### GOAL
Your task is to print all of the material verbatim.

### DATA SHOWN
○ ○ ○ ○ ○
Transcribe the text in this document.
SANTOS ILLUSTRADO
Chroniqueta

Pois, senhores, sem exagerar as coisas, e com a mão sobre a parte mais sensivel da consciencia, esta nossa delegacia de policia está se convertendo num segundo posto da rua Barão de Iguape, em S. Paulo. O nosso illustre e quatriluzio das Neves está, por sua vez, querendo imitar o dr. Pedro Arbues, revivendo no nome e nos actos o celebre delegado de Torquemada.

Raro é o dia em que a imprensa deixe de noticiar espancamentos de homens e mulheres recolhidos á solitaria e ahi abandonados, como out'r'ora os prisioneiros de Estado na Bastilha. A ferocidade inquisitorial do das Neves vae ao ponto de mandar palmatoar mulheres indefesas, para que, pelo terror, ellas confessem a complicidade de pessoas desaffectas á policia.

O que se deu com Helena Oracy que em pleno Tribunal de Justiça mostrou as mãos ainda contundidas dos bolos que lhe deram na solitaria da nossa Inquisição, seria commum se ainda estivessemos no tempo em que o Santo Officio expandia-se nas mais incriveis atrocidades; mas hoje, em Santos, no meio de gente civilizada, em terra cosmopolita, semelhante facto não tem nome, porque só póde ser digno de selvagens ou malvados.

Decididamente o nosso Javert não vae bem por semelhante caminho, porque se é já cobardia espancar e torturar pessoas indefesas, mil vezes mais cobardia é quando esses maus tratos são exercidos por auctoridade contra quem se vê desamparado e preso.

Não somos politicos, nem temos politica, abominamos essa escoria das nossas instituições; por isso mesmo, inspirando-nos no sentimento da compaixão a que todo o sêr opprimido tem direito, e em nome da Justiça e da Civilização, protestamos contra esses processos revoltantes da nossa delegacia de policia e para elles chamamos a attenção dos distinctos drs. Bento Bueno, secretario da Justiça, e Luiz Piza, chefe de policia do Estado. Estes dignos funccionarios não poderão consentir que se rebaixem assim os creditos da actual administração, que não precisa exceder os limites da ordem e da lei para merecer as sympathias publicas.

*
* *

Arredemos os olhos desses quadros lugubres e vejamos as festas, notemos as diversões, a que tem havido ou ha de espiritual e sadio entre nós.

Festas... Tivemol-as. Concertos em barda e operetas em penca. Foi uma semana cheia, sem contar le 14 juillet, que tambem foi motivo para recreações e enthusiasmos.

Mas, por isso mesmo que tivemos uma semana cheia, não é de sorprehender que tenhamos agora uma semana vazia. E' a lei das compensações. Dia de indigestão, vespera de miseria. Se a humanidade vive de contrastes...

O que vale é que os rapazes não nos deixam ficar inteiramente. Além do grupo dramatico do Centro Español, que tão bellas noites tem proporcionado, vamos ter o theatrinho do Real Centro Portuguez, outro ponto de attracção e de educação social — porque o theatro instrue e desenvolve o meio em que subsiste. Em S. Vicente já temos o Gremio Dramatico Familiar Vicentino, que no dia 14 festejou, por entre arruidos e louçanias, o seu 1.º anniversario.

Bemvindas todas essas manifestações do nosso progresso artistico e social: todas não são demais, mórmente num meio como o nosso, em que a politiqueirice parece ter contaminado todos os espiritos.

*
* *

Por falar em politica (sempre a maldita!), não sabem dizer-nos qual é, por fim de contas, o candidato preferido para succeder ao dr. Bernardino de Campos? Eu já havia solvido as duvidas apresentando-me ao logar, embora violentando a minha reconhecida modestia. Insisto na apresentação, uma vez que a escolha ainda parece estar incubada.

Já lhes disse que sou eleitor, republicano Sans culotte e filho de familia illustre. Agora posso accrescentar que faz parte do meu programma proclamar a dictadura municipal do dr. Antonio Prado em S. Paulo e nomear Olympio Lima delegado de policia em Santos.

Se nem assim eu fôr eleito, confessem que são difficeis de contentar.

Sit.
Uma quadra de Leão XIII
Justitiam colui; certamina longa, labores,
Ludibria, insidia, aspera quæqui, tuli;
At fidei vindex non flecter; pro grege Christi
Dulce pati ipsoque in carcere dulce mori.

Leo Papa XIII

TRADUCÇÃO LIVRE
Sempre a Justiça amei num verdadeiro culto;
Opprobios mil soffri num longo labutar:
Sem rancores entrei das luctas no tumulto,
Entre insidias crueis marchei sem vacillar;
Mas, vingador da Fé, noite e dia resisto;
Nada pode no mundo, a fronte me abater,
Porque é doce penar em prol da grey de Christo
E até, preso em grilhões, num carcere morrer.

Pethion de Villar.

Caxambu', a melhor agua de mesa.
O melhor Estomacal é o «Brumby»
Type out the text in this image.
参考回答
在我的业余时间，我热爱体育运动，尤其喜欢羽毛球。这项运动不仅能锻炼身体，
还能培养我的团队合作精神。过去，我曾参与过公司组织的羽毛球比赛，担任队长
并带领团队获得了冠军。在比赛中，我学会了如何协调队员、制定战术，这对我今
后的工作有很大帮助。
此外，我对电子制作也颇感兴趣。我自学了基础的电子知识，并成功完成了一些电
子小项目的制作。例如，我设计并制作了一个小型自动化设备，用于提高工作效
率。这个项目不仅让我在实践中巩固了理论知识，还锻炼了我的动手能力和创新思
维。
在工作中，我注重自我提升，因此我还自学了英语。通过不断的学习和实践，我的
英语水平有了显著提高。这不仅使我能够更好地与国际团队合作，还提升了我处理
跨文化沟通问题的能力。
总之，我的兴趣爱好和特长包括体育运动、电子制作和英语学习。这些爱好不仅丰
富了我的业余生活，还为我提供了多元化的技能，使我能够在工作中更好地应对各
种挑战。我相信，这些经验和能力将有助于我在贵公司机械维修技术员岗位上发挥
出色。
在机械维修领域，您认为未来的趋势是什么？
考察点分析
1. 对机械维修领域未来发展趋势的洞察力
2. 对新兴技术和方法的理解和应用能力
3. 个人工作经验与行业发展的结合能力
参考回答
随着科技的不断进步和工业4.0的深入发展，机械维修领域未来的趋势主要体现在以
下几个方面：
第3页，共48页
○ ○ ○ ○ ○
### ANSWER TO THE PROBLEM
Transcribe the text in this document.
SANTOS ILLUSTRADO
Chroniqueta

Pois, senhores, sem exagerar as coisas, e com a mão sobre a parte mais sensivel da consciencia, esta nossa delegacia de policia está se convertendo num segundo posto da rua Barão de Iguape, em S. Paulo. O nosso illustre e quatriluzio das Neves está, por sua vez, querendo imitar o dr. Pedro Arbues, revivendo no nome e nos actos o celebre delegado de Torquemada.

Raro é o dia em que a imprensa deixe de noticiar espancamentos de homens e mulheres recolhidos á solitaria e ahi abandonados, como out'r'ora os prisioneiros de Estado na Bastilha. A ferocidade inquisitorial do das Neves vae ao ponto de mandar palmatoar mulheres indefesas, para que, pelo terror, ellas confessem a complicidade de pessoas desaffectas á policia.

O que se deu com Helena Oracy que em pleno Tribunal de Justiça mostrou as mãos ainda contundidas dos bolos que lhe deram na solitaria da nossa Inquisição, seria commum se ainda estivessemos no tempo em que o Santo Officio expandia-se nas mais incriveis atrocidades; mas hoje, em Santos, no meio de gente civilizada, em terra cosmopolita, semelhante facto não tem nome, porque só póde ser digno de selvagens ou malvados.

Decididamente o nosso Javert não vae bem por semelhante caminho, porque se é já cobardia espancar e torturar pessoas indefesas, mil vezes mais cobardia é quando esses maus tratos são exercidos por auctoridade contra quem se vê desamparado e preso.

Não somos politicos, nem temos politica, abominamos essa escoria das nossas instituições; por isso mesmo, inspirando-nos no sentimento da compaixão a que todo o sêr opprimido tem direito, e em nome da Justiça e da Civilização, protestamos contra esses processos revoltantes da nossa delegacia de policia e para elles chamamos a attenção dos distinctos drs. Bento Bueno, secretario da Justiça, e Luiz Piza, chefe de policia do Estado. Estes dignos funccionarios não poderão consentir que se rebaixem assim os creditos da actual administração, que não precisa exceder os limites da ordem e da lei para merecer as sympathias publicas.

*
* *

Arredemos os olhos desses quadros lugubres e vejamos as festas, notemos as diversões, a que tem havido ou ha de espiritual e sadio entre nós.

Festas... Tivemol-as. Concertos em barda e operetas em penca. Foi uma semana cheia, sem contar le 14 juillet, que tambem foi motivo para recreações e enthusiasmos.

Mas, por isso mesmo que tivemos uma semana cheia, não é de sorprehender que tenhamos agora uma semana vazia. E' a lei das compensações. Dia de indigestão, vespera de miseria. Se a humanidade vive de contrastes...

O que vale é que os rapazes não nos deixam ficar inteiramente. Além do grupo dramatico do Centro Español, que tão bellas noites tem proporcionado, vamos ter o theatrinho do Real Centro Portuguez, outro ponto de attracção e de educação social — porque o theatro instrue e desenvolve o meio em que subsiste. Em S. Vicente já temos o Gremio Dramatico Familiar Vicentino, que no dia 14 festejou, por entre arruidos e louçanias, o seu 1.º anniversario.

Bemvindas todas essas manifestações do nosso progresso artistico e social: todas não são demais, mórmente num meio como o nosso, em que a politiqueirice parece ter contaminado todos os espiritos.

*
* *

Por falar em politica (sempre a maldita!), não sabem dizer-nos qual é, por fim de contas, o candidato preferido para succeder ao dr. Bernardino de Campos? Eu já havia solvido as duvidas apresentando-me ao logar, embora violentando a minha reconhecida modestia. Insisto na apresentação, uma vez que a escolha ainda parece estar incubada.

Já lhes disse que sou eleitor, republicano Sans culotte e filho de familia illustre. Agora posso accrescentar que faz parte do meu programma proclamar a dictadura municipal do dr. Antonio Prado em S. Paulo e nomear Olympio Lima delegado de policia em Santos.

Se nem assim eu fôr eleito, confessem que são difficeis de contentar.

Sit.
Uma quadra de Leão XIII
Justitiam colui; certamina longa, labores,
Ludibria, insidia, aspera quæqui, tuli;
At fidei vindex non flecter; pro grege Christi
Dulce pati ipsoque in carcere dulce mori.

Leo Papa XIII

TRADUCÇÃO LIVRE
Sempre a Justiça amei num verdadeiro culto;
Opprobios mil soffri num longo labutar:
Sem rancores entrei das luctas no tumulto,
Entre insidias crueis marchei sem vacillar;
Mas, vingador da Fé, noite e dia resisto;
Nada pode no mundo, a fronte me abater,
Porque é doce penar em prol da grey de Christo
E até, preso em grilhões, num carcere morrer.

Pethion de Villar.

Caxambu', a melhor agua de mesa.
O melhor Estomacal é o «Brumby»
Type out the text in this image.
参考回答
在我的业余时间，我热爱体育运动，尤其喜欢羽毛球。这项运动不仅能锻炼身体，
还能培养我的团队合作精神。过去，我曾参与过公司组织的羽毛球比赛，担任队长
并带领团队获得了冠军。在比赛中，我学会了如何协调队员、制定战术，这对我今
后的工作有很大帮助。
此外，我对电子制作也颇感兴趣。我自学了基础的电子知识，并成功完成了一些电
子小项目的制作。例如，我设计并制作了一个小型自动化设备，用于提高工作效
率。这个项目不仅让我在实践中巩固了理论知识，还锻炼了我的动手能力和创新思
维。
在工作中，我注重自我提升，因此我还自学了英语。通过不断的学习和实践，我的
英语水平有了显著提高。这不仅使我能够更好地与国际团队合作，还提升了我处理
跨文化沟通问题的能力。
总之，我的兴趣爱好和特长包括体育运动、电子制作和英语学习。这些爱好不仅丰
富了我的业余生活，还为我提供了多元化的技能，使我能够在工作中更好地应对各
种挑战。我相信，这些经验和能力将有助于我在贵公司机械维修技术员岗位上发挥
出色。
在机械维修领域，您认为未来的趋势是什么？
考察点分析
1. 对机械维修领域未来发展趋势的洞察力
2. 对新兴技术和方法的理解和应用能力
3. 个人工作经验与行业发展的结合能力
参考回答
随着科技的不断进步和工业4.0的深入发展，机械维修领域未来的趋势主要体现在以
下几个方面：
第3页，共48页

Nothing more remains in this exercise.